Challenge
Find the string "legend" in the records. Copy every line it appears in.

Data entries
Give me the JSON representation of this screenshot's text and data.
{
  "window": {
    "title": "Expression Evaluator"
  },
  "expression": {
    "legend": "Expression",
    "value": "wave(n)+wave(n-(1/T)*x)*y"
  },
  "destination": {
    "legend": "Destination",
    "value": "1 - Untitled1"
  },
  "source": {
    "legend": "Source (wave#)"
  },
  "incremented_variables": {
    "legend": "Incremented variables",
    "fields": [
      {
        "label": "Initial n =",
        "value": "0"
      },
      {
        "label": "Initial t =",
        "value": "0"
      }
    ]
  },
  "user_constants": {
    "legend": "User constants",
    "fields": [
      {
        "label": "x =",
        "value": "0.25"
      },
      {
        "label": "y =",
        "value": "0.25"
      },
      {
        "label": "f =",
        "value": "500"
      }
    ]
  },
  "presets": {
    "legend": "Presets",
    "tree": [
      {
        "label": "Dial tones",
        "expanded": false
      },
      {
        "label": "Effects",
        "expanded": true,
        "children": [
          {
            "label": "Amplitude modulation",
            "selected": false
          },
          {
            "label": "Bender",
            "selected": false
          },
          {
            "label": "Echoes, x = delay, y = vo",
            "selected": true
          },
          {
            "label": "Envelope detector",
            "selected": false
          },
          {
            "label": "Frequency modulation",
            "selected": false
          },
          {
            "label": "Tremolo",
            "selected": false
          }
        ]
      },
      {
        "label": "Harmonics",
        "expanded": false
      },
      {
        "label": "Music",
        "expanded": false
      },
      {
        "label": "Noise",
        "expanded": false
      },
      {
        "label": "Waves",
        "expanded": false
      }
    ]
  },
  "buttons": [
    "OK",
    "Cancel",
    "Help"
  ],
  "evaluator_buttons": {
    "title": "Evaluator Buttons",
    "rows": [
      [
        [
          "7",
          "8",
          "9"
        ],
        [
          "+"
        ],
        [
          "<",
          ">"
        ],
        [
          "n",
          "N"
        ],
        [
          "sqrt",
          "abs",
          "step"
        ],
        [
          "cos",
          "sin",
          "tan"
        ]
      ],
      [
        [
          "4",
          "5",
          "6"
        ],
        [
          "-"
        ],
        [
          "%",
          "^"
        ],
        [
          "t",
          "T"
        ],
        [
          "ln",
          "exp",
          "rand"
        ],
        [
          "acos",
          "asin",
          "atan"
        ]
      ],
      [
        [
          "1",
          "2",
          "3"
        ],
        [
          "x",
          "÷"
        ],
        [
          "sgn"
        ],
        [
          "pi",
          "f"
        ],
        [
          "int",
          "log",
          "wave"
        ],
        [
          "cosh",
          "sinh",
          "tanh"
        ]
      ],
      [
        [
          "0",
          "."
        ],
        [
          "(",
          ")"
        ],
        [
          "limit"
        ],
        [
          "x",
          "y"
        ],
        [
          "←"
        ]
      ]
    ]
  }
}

---

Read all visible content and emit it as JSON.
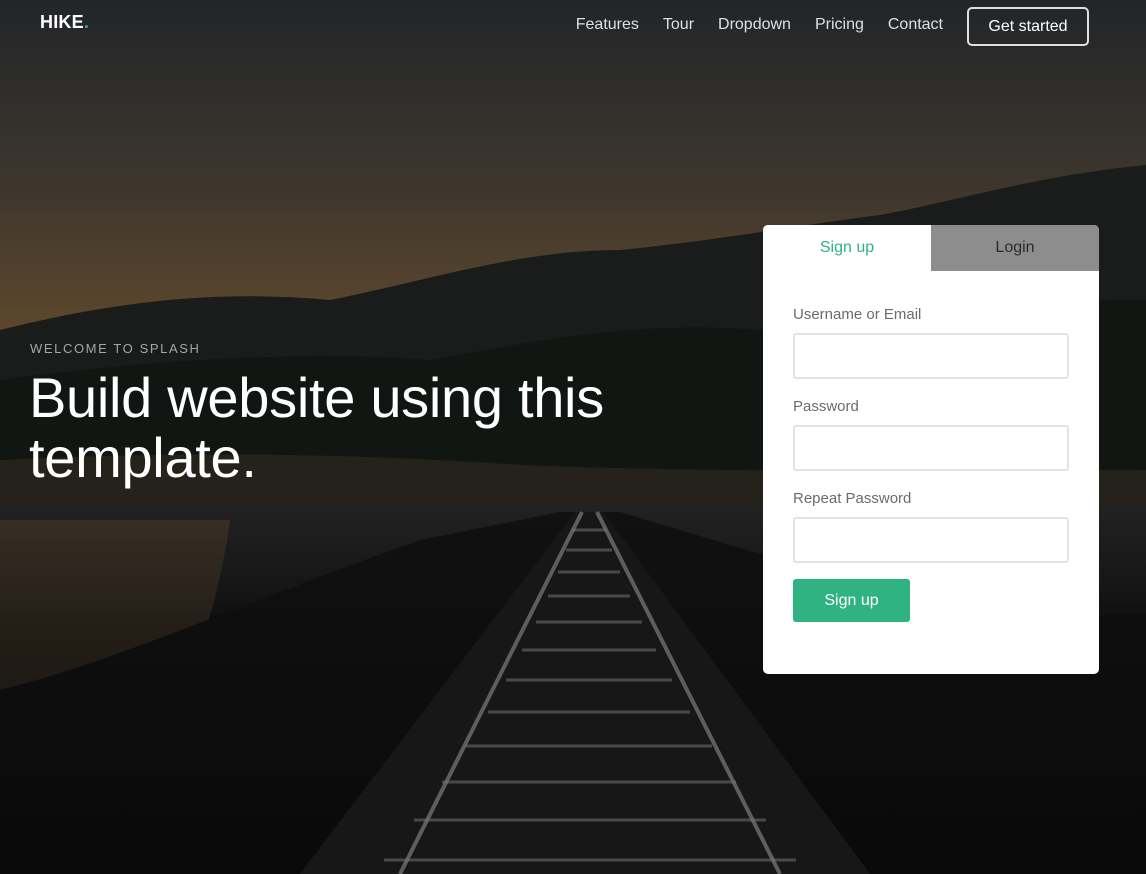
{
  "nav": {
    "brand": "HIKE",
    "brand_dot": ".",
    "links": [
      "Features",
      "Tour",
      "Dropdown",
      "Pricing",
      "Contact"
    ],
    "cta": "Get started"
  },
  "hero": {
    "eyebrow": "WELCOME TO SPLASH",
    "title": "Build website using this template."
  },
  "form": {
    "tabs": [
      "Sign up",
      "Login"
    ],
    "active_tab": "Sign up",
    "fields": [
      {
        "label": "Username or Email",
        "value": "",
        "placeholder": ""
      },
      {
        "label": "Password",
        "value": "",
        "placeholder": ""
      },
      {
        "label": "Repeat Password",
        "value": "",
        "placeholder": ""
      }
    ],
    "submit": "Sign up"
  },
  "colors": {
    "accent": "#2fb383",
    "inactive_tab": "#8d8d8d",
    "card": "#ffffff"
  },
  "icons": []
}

Solution below
    "legend": "Expression",
    "legend": "Destination",
    "legend": "Source (wave#)"
    "legend": "Incremented variables",
    "legend": "User constants",
    "legend": "Presets",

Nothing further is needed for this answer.